WHAT IS EXPECTED:
Copy each record exactly as it reads, leaving out any pictures it holds.

— START SUPPLIED RECORDS —

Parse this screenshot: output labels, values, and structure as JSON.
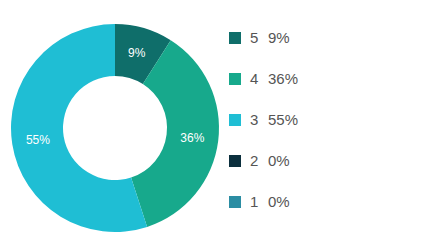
{
  "chart_data": {
    "type": "pie",
    "categories": [
      "5",
      "4",
      "3",
      "2",
      "1"
    ],
    "values": [
      9,
      36,
      55,
      0,
      0
    ],
    "value_labels": [
      "9%",
      "36%",
      "55%",
      "0%",
      "0%"
    ],
    "colors": [
      "#0f6e6a",
      "#17a98c",
      "#1fbed4",
      "#0b2f3d",
      "#2b8da3"
    ],
    "data_labels": true,
    "legend": "right"
  }
}
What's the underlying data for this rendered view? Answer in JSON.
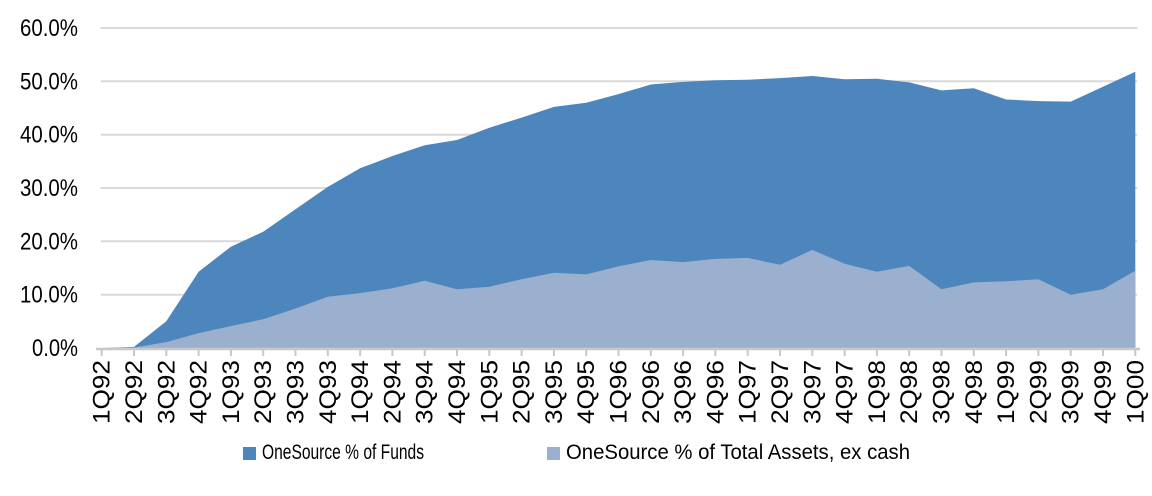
{
  "chart": {
    "background": "#FFFFFF",
    "grid_color": "#D9D9D9",
    "axis_color": "#C8C8C8",
    "text_color": "#000000"
  },
  "chart_data": {
    "type": "area",
    "mode": "overlay",
    "title": "",
    "xlabel": "",
    "ylabel": "",
    "grid": true,
    "legend_position": "bottom",
    "ylim": [
      0,
      60
    ],
    "y_tick_labels": [
      "0.0%",
      "10.0%",
      "20.0%",
      "30.0%",
      "40.0%",
      "50.0%",
      "60.0%"
    ],
    "categories": [
      "1Q92",
      "2Q92",
      "3Q92",
      "4Q92",
      "1Q93",
      "2Q93",
      "3Q93",
      "4Q93",
      "1Q94",
      "2Q94",
      "3Q94",
      "4Q94",
      "1Q95",
      "2Q95",
      "3Q95",
      "4Q95",
      "1Q96",
      "2Q96",
      "3Q96",
      "4Q96",
      "1Q97",
      "2Q97",
      "3Q97",
      "4Q97",
      "1Q98",
      "2Q98",
      "3Q98",
      "4Q98",
      "1Q99",
      "2Q99",
      "3Q99",
      "4Q99",
      "1Q00"
    ],
    "series": [
      {
        "name": "OneSource % of Funds",
        "color": "#4C86BD",
        "values": [
          0,
          0.2,
          5,
          14.3,
          19,
          21.8,
          26,
          30.2,
          33.7,
          36,
          38,
          39,
          41.3,
          43.2,
          45.2,
          46,
          47.6,
          49.4,
          49.9,
          50.2,
          50.3,
          50.6,
          51,
          50.4,
          50.5,
          49.8,
          48.3,
          48.7,
          46.6,
          46.3,
          46.2,
          49,
          51.8
        ]
      },
      {
        "name": "OneSource % of Total Assets, ex cash",
        "color": "#9AB0CE",
        "values": [
          0,
          0.1,
          1.1,
          2.8,
          4.1,
          5.4,
          7.4,
          9.6,
          10.3,
          11.2,
          12.6,
          11,
          11.5,
          12.9,
          14.1,
          13.8,
          15.3,
          16.5,
          16.1,
          16.7,
          16.9,
          15.6,
          18.4,
          15.8,
          14.3,
          15.4,
          11,
          12.3,
          12.5,
          12.9,
          10,
          11,
          14.5
        ]
      }
    ]
  }
}
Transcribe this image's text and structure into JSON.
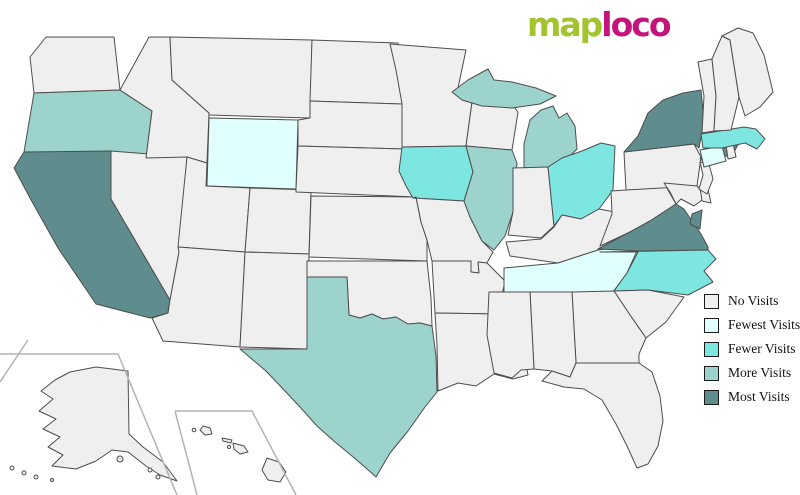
{
  "logo": {
    "text_map": "map",
    "text_loco": "loco",
    "color_map": "#A3C42F",
    "color_loco": "#C4137B"
  },
  "legend": {
    "items": [
      {
        "id": "no",
        "label": "No Visits",
        "color": "#EFEFEF"
      },
      {
        "id": "fewest",
        "label": "Fewest Visits",
        "color": "#E0FFFF"
      },
      {
        "id": "fewer",
        "label": "Fewer Visits",
        "color": "#7EE6E1"
      },
      {
        "id": "more",
        "label": "More Visits",
        "color": "#9CD3CD"
      },
      {
        "id": "most",
        "label": "Most Visits",
        "color": "#5F8D8E"
      }
    ]
  },
  "map": {
    "stroke_color": "#4d4d4d",
    "inset_frame_color": "#b3b3b3",
    "state_levels": {
      "WA": "no",
      "OR": "more",
      "CA": "most",
      "NV": "no",
      "ID": "no",
      "MT": "no",
      "WY": "fewest",
      "UT": "no",
      "CO": "no",
      "AZ": "no",
      "NM": "no",
      "ND": "no",
      "SD": "no",
      "NE": "no",
      "KS": "no",
      "OK": "no",
      "TX": "more",
      "MN": "no",
      "IA": "fewer",
      "MO": "no",
      "AR": "no",
      "LA": "no",
      "WI": "no",
      "IL": "more",
      "MI": "more",
      "IN": "no",
      "OH": "fewer",
      "KY": "no",
      "TN": "fewest",
      "MS": "no",
      "AL": "no",
      "GA": "no",
      "FL": "no",
      "SC": "no",
      "NC": "fewer",
      "VA": "most",
      "WV": "no",
      "MD": "no",
      "DE": "no",
      "NJ": "no",
      "PA": "no",
      "NY": "most",
      "CT": "fewest",
      "RI": "no",
      "MA": "fewer",
      "VT": "no",
      "NH": "no",
      "ME": "no",
      "AK": "no",
      "HI": "no"
    },
    "state_names": {
      "WA": "Washington",
      "OR": "Oregon",
      "CA": "California",
      "NV": "Nevada",
      "ID": "Idaho",
      "MT": "Montana",
      "WY": "Wyoming",
      "UT": "Utah",
      "CO": "Colorado",
      "AZ": "Arizona",
      "NM": "New Mexico",
      "ND": "North Dakota",
      "SD": "South Dakota",
      "NE": "Nebraska",
      "KS": "Kansas",
      "OK": "Oklahoma",
      "TX": "Texas",
      "MN": "Minnesota",
      "IA": "Iowa",
      "MO": "Missouri",
      "AR": "Arkansas",
      "LA": "Louisiana",
      "WI": "Wisconsin",
      "IL": "Illinois",
      "MI": "Michigan",
      "IN": "Indiana",
      "OH": "Ohio",
      "KY": "Kentucky",
      "TN": "Tennessee",
      "MS": "Mississippi",
      "AL": "Alabama",
      "GA": "Georgia",
      "FL": "Florida",
      "SC": "South Carolina",
      "NC": "North Carolina",
      "VA": "Virginia",
      "WV": "West Virginia",
      "MD": "Maryland",
      "DE": "Delaware",
      "NJ": "New Jersey",
      "PA": "Pennsylvania",
      "NY": "New York",
      "CT": "Connecticut",
      "RI": "Rhode Island",
      "MA": "Massachusetts",
      "VT": "Vermont",
      "NH": "New Hampshire",
      "ME": "Maine",
      "AK": "Alaska",
      "HI": "Hawaii"
    }
  }
}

— END SUPPLIED RECORDS —

TASK SOLUTION:
Parse this screenshot: output labels, values, and structure as JSON.
{
  "chart_data": {
    "type": "pie",
    "categories": [
      "5",
      "4",
      "3",
      "2",
      "1"
    ],
    "values": [
      9,
      36,
      55,
      0,
      0
    ],
    "value_labels": [
      "9%",
      "36%",
      "55%",
      "0%",
      "0%"
    ],
    "colors": [
      "#0f6e6a",
      "#17a98c",
      "#1fbed4",
      "#0b2f3d",
      "#2b8da3"
    ],
    "data_labels": true,
    "legend": "right"
  }
}
What's the underlying data for this rendered view? Answer in JSON.
{
  "chart": {
    "background": "#FFFFFF",
    "grid_color": "#D9D9D9",
    "axis_color": "#C8C8C8",
    "text_color": "#000000"
  },
  "chart_data": {
    "type": "area",
    "mode": "overlay",
    "title": "",
    "xlabel": "",
    "ylabel": "",
    "grid": true,
    "legend_position": "bottom",
    "ylim": [
      0,
      60
    ],
    "y_tick_labels": [
      "0.0%",
      "10.0%",
      "20.0%",
      "30.0%",
      "40.0%",
      "50.0%",
      "60.0%"
    ],
    "categories": [
      "1Q92",
      "2Q92",
      "3Q92",
      "4Q92",
      "1Q93",
      "2Q93",
      "3Q93",
      "4Q93",
      "1Q94",
      "2Q94",
      "3Q94",
      "4Q94",
      "1Q95",
      "2Q95",
      "3Q95",
      "4Q95",
      "1Q96",
      "2Q96",
      "3Q96",
      "4Q96",
      "1Q97",
      "2Q97",
      "3Q97",
      "4Q97",
      "1Q98",
      "2Q98",
      "3Q98",
      "4Q98",
      "1Q99",
      "2Q99",
      "3Q99",
      "4Q99",
      "1Q00"
    ],
    "series": [
      {
        "name": "OneSource % of Funds",
        "color": "#4C86BD",
        "values": [
          0,
          0.2,
          5,
          14.3,
          19,
          21.8,
          26,
          30.2,
          33.7,
          36,
          38,
          39,
          41.3,
          43.2,
          45.2,
          46,
          47.6,
          49.4,
          49.9,
          50.2,
          50.3,
          50.6,
          51,
          50.4,
          50.5,
          49.8,
          48.3,
          48.7,
          46.6,
          46.3,
          46.2,
          49,
          51.8
        ]
      },
      {
        "name": "OneSource % of Total Assets, ex cash",
        "color": "#9AB0CE",
        "values": [
          0,
          0.1,
          1.1,
          2.8,
          4.1,
          5.4,
          7.4,
          9.6,
          10.3,
          11.2,
          12.6,
          11,
          11.5,
          12.9,
          14.1,
          13.8,
          15.3,
          16.5,
          16.1,
          16.7,
          16.9,
          15.6,
          18.4,
          15.8,
          14.3,
          15.4,
          11,
          12.3,
          12.5,
          12.9,
          10,
          11,
          14.5
        ]
      }
    ]
  }
}
Transcribe this image's text and structure into JSON.
{
  "logo": {
    "text_map": "map",
    "text_loco": "loco",
    "color_map": "#A3C42F",
    "color_loco": "#C4137B"
  },
  "legend": {
    "items": [
      {
        "id": "no",
        "label": "No Visits",
        "color": "#EFEFEF"
      },
      {
        "id": "fewest",
        "label": "Fewest Visits",
        "color": "#E0FFFF"
      },
      {
        "id": "fewer",
        "label": "Fewer Visits",
        "color": "#7EE6E1"
      },
      {
        "id": "more",
        "label": "More Visits",
        "color": "#9CD3CD"
      },
      {
        "id": "most",
        "label": "Most Visits",
        "color": "#5F8D8E"
      }
    ]
  },
  "map": {
    "stroke_color": "#4d4d4d",
    "inset_frame_color": "#b3b3b3",
    "state_levels": {
      "WA": "no",
      "OR": "more",
      "CA": "most",
      "NV": "no",
      "ID": "no",
      "MT": "no",
      "WY": "fewest",
      "UT": "no",
      "CO": "no",
      "AZ": "no",
      "NM": "no",
      "ND": "no",
      "SD": "no",
      "NE": "no",
      "KS": "no",
      "OK": "no",
      "TX": "more",
      "MN": "no",
      "IA": "fewer",
      "MO": "no",
      "AR": "no",
      "LA": "no",
      "WI": "no",
      "IL": "more",
      "MI": "more",
      "IN": "no",
      "OH": "fewer",
      "KY": "no",
      "TN": "fewest",
      "MS": "no",
      "AL": "no",
      "GA": "no",
      "FL": "no",
      "SC": "no",
      "NC": "fewer",
      "VA": "most",
      "WV": "no",
      "MD": "no",
      "DE": "no",
      "NJ": "no",
      "PA": "no",
      "NY": "most",
      "CT": "fewest",
      "RI": "no",
      "MA": "fewer",
      "VT": "no",
      "NH": "no",
      "ME": "no",
      "AK": "no",
      "HI": "no"
    },
    "state_names": {
      "WA": "Washington",
      "OR": "Oregon",
      "CA": "California",
      "NV": "Nevada",
      "ID": "Idaho",
      "MT": "Montana",
      "WY": "Wyoming",
      "UT": "Utah",
      "CO": "Colorado",
      "AZ": "Arizona",
      "NM": "New Mexico",
      "ND": "North Dakota",
      "SD": "South Dakota",
      "NE": "Nebraska",
      "KS": "Kansas",
      "OK": "Oklahoma",
      "TX": "Texas",
      "MN": "Minnesota",
      "IA": "Iowa",
      "MO": "Missouri",
      "AR": "Arkansas",
      "LA": "Louisiana",
      "WI": "Wisconsin",
      "IL": "Illinois",
      "MI": "Michigan",
      "IN": "Indiana",
      "OH": "Ohio",
      "KY": "Kentucky",
      "TN": "Tennessee",
      "MS": "Mississippi",
      "AL": "Alabama",
      "GA": "Georgia",
      "FL": "Florida",
      "SC": "South Carolina",
      "NC": "North Carolina",
      "VA": "Virginia",
      "WV": "West Virginia",
      "MD": "Maryland",
      "DE": "Delaware",
      "NJ": "New Jersey",
      "PA": "Pennsylvania",
      "NY": "New York",
      "CT": "Connecticut",
      "RI": "Rhode Island",
      "MA": "Massachusetts",
      "VT": "Vermont",
      "NH": "New Hampshire",
      "ME": "Maine",
      "AK": "Alaska",
      "HI": "Hawaii"
    }
  }
}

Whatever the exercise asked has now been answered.